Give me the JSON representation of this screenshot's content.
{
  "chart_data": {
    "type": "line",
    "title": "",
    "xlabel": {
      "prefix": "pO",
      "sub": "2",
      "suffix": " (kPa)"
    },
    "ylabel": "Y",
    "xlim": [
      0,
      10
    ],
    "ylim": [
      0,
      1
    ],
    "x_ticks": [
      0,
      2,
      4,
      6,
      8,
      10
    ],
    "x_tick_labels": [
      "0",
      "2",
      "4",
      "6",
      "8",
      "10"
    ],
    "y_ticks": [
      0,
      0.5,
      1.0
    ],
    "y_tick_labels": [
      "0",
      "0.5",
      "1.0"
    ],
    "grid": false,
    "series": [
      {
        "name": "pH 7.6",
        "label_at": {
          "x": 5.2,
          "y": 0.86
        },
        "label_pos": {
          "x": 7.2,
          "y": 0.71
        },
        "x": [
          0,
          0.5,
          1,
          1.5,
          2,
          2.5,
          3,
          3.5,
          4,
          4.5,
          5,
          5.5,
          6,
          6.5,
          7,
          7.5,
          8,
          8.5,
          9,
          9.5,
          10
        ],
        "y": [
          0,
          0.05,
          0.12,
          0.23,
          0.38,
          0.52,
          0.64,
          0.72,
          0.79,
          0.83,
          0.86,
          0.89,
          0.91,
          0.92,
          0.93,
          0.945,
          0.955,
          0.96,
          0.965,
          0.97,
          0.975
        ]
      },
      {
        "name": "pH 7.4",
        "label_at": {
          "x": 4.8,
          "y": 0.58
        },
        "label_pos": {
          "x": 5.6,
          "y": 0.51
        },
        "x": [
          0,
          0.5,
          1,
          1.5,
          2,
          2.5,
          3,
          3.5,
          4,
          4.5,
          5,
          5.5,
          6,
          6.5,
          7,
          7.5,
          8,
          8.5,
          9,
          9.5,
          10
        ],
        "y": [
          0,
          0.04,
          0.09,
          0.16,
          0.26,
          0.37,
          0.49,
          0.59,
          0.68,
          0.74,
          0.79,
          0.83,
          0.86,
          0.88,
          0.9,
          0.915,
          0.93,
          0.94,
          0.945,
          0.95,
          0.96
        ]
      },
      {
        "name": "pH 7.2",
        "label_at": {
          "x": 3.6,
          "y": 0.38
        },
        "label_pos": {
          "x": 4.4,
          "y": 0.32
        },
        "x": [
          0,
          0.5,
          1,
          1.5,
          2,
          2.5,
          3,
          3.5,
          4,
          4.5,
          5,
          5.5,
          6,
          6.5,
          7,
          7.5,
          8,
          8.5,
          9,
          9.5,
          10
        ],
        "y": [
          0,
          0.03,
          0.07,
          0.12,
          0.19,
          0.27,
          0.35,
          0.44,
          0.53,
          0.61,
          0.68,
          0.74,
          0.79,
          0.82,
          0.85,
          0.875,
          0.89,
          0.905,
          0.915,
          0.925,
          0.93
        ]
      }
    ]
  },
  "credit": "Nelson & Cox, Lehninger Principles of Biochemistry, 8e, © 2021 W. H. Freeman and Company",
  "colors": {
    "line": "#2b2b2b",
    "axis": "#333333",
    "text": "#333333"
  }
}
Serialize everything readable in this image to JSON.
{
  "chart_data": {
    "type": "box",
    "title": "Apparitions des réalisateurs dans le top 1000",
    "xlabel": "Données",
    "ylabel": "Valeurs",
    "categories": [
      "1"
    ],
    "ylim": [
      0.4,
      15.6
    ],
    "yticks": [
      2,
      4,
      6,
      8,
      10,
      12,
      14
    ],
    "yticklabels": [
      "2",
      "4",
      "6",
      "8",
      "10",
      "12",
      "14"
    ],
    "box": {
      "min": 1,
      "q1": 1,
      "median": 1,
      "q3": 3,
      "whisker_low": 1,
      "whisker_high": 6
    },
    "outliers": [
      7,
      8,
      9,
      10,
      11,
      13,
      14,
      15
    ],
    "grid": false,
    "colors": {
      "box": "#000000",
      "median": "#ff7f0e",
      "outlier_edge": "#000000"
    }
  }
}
---
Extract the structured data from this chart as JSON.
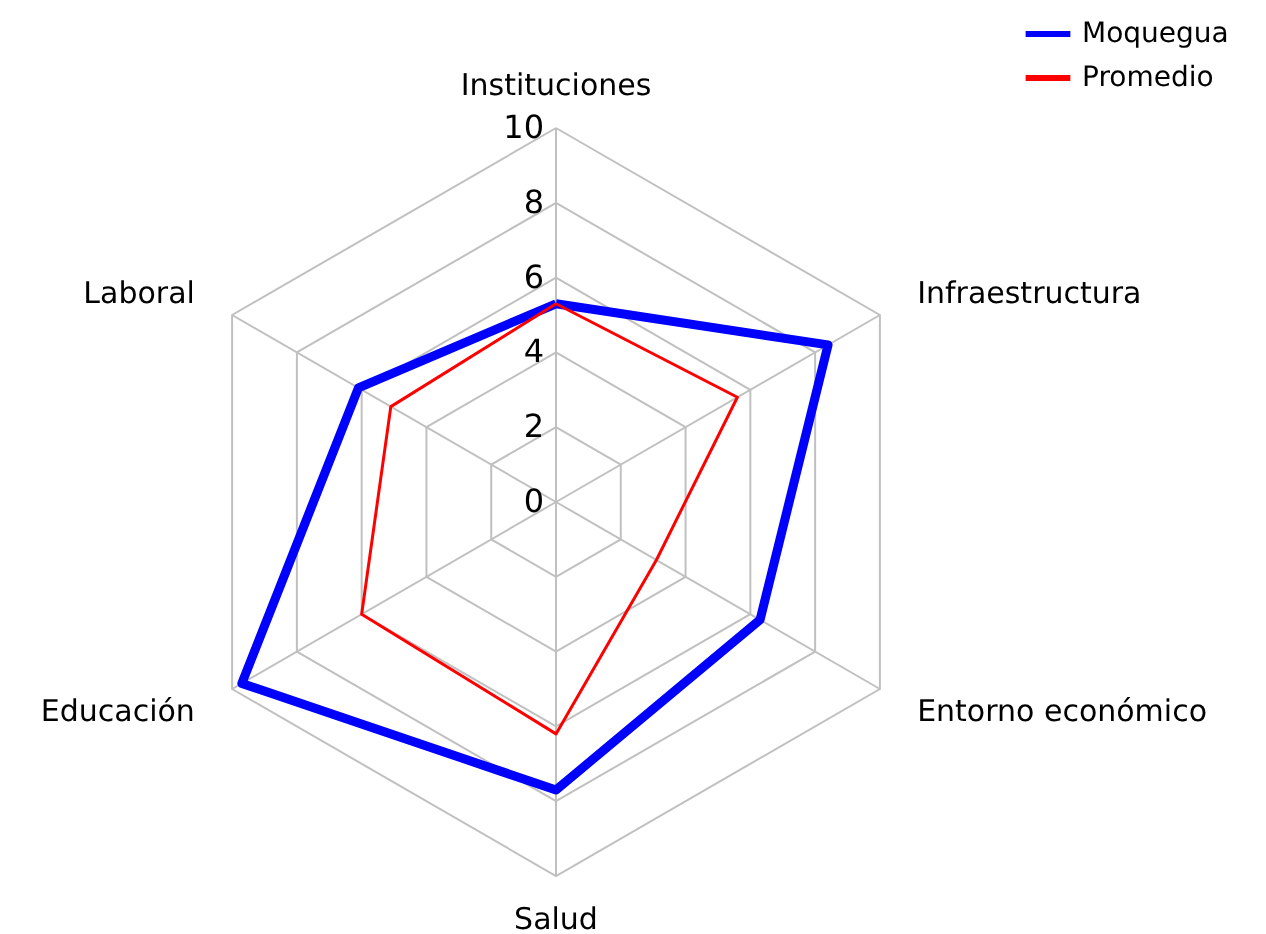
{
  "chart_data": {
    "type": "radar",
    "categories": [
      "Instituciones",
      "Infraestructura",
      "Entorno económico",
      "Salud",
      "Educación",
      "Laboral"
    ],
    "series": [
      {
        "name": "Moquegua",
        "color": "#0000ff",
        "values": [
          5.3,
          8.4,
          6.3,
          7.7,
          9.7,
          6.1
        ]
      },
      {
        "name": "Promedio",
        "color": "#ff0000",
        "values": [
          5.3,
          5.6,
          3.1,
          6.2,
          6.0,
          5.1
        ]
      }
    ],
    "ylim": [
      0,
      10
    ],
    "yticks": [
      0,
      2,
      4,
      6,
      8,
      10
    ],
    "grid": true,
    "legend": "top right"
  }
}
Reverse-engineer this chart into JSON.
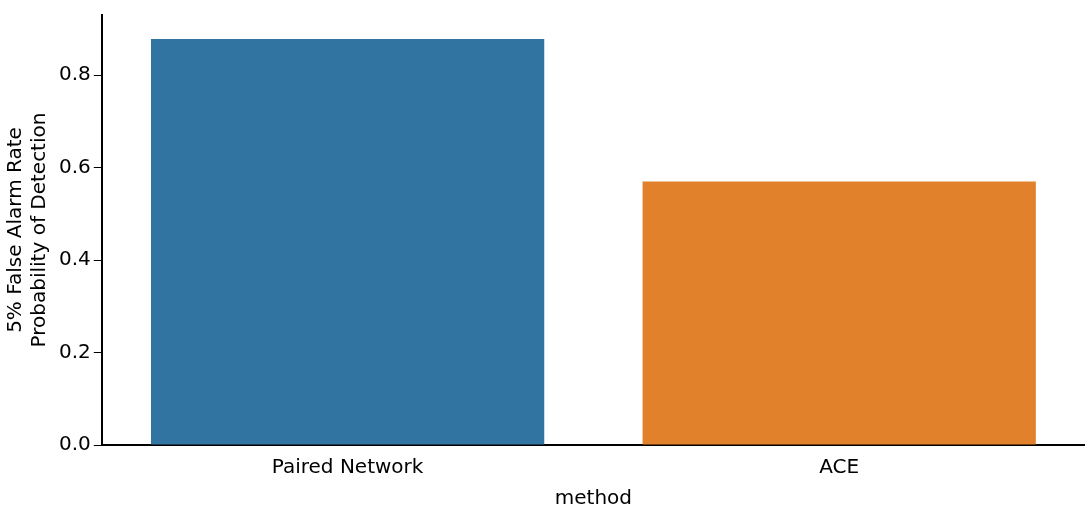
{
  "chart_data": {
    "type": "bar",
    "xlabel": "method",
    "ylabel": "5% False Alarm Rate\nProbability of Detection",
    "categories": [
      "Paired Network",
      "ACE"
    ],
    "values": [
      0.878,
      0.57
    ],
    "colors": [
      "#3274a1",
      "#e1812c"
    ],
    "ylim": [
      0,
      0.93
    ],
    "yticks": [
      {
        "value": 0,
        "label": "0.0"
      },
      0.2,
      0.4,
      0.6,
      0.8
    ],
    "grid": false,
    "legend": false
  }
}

◆ Work to complete: A number is the only answer here: how many lines of the material above contain "JSON"?

◆ Finished answer: 4